» **Goal**
Format the lines below, from the start of the items through the line containing "resource-name-label: Resource Name*", both included, as a JSON list of strings, one string per line, with blank lines omitted.

» **Listed records**
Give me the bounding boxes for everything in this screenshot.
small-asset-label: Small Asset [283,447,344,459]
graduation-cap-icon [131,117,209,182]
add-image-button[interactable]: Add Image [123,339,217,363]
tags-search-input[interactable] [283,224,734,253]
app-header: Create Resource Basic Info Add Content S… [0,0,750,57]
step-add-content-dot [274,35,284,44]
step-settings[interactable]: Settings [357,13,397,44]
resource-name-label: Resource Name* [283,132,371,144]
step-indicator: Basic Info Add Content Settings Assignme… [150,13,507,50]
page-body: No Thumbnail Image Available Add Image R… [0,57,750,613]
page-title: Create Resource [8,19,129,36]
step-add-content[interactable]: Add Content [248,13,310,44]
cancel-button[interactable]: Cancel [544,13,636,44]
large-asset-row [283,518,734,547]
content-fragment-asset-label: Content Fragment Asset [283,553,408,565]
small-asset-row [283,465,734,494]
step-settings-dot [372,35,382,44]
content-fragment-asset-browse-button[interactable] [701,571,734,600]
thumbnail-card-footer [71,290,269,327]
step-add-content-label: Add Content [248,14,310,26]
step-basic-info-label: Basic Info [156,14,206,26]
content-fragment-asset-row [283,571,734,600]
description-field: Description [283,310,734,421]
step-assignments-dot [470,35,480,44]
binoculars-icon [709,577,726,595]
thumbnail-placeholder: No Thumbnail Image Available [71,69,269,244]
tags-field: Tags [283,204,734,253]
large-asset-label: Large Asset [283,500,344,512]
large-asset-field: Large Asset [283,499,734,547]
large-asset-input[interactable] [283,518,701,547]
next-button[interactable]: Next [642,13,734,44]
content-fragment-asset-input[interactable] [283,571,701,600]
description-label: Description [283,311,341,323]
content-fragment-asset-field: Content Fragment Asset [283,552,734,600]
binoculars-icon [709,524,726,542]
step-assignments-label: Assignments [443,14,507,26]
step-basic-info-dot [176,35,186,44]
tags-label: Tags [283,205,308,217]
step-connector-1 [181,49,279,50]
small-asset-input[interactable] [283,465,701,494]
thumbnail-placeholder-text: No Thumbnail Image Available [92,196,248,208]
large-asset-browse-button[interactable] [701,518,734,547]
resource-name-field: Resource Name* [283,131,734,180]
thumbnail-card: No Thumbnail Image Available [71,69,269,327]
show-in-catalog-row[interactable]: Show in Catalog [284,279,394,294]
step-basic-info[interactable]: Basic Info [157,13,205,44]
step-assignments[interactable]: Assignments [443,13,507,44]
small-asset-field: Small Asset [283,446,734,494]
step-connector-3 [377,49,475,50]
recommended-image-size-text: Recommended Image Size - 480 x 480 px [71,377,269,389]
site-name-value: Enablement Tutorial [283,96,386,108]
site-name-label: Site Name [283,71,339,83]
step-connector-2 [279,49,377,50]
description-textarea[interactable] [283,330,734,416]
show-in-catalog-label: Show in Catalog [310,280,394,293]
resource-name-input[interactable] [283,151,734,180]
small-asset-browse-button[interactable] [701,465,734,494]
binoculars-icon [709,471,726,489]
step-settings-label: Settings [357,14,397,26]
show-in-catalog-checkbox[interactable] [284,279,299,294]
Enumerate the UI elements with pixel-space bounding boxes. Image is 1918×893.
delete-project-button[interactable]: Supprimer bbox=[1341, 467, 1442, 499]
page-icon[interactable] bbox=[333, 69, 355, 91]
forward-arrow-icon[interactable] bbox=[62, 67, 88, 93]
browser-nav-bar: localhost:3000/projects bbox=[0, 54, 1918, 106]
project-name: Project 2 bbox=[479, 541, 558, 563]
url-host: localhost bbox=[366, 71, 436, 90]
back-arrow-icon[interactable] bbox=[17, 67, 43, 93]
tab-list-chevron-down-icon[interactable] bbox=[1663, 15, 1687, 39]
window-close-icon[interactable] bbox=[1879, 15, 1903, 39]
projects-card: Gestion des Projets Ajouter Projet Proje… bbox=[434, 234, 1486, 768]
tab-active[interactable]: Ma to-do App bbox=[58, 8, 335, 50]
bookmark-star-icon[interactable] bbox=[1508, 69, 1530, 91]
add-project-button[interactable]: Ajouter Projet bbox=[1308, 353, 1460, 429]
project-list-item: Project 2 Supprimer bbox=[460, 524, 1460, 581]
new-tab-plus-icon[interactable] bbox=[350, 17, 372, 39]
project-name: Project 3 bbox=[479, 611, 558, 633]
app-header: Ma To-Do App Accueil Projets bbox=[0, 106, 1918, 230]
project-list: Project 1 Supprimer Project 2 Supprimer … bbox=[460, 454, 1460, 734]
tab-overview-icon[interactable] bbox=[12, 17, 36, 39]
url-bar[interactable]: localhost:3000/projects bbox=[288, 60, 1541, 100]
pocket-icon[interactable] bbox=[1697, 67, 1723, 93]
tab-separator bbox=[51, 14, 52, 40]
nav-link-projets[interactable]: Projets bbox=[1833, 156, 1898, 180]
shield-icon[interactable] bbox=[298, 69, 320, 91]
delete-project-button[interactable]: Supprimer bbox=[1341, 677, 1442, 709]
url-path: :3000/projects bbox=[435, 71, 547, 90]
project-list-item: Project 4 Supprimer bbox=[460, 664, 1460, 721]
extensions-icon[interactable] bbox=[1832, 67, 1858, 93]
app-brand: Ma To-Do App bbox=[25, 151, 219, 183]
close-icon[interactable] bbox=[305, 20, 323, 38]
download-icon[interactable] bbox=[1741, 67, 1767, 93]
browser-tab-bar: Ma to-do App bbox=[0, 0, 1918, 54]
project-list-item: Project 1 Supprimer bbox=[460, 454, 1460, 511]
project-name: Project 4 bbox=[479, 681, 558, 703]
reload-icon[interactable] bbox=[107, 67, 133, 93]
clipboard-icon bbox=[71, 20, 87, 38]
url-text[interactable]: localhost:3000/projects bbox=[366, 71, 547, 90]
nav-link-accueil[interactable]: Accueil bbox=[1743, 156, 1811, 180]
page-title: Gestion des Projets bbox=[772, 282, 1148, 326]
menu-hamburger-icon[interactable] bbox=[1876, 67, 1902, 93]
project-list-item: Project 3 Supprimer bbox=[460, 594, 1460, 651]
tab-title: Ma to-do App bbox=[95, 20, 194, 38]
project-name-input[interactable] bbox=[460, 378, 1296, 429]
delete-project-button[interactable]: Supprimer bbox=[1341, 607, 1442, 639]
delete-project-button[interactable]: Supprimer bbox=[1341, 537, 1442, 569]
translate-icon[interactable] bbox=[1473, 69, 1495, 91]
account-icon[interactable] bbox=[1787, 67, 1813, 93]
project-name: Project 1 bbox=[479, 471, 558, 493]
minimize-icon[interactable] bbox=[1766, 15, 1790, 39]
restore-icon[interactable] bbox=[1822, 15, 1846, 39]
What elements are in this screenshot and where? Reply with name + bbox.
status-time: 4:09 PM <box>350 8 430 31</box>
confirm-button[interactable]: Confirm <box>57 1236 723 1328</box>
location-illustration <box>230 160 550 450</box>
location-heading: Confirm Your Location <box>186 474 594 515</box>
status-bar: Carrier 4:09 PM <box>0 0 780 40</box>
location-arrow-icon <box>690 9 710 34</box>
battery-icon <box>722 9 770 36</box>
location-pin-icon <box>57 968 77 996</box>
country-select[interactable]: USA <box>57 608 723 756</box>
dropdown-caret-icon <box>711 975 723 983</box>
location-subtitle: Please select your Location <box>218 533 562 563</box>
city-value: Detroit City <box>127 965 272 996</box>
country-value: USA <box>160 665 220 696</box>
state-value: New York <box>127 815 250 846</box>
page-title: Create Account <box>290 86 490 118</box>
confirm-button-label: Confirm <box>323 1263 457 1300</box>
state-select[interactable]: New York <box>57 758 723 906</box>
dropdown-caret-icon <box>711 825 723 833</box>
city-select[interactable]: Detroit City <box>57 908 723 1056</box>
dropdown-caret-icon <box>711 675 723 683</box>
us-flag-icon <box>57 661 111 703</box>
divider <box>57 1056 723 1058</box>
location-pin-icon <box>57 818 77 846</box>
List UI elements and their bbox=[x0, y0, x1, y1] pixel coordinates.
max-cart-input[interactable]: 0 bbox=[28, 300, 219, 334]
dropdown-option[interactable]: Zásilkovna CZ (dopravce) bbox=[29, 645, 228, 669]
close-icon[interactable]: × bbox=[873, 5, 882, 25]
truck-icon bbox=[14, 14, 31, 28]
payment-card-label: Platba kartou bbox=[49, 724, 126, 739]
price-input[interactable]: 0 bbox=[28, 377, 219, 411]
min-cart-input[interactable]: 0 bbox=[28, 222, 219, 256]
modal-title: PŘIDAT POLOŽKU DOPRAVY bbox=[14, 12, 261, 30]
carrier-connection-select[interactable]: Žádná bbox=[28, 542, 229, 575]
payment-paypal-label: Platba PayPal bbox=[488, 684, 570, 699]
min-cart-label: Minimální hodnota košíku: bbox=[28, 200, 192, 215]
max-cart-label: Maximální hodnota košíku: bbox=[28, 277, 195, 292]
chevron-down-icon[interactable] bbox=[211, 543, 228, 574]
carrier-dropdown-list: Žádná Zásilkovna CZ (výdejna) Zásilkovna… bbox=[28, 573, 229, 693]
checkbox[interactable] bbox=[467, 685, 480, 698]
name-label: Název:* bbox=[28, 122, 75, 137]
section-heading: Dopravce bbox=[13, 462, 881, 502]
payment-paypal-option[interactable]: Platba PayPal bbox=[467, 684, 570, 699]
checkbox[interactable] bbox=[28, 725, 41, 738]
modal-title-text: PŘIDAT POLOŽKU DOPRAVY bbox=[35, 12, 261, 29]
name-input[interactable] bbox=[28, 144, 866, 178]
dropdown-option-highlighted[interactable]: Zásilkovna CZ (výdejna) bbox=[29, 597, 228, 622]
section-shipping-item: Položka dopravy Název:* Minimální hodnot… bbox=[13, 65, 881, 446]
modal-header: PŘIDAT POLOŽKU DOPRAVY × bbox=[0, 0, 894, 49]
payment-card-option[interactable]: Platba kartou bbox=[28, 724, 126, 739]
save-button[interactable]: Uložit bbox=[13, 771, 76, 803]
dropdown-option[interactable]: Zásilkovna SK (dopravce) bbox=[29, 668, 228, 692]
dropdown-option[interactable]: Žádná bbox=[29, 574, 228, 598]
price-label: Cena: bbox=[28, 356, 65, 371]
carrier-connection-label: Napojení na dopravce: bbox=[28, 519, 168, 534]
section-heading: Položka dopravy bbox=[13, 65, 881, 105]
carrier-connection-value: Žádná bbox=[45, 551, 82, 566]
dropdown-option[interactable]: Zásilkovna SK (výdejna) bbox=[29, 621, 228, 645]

» **Task solution**
[
  "Give me the bounding boxes for everything in this screenshot.",
  "small-asset-label: Small Asset [283,447,344,459]",
  "graduation-cap-icon [131,117,209,182]",
  "add-image-button[interactable]: Add Image [123,339,217,363]",
  "tags-search-input[interactable] [283,224,734,253]",
  "app-header: Create Resource Basic Info Add Content S… [0,0,750,57]",
  "step-add-content-dot [274,35,284,44]",
  "step-settings[interactable]: Settings [357,13,397,44]",
  "resource-name-label: Resource Name* [283,132,371,144]"
]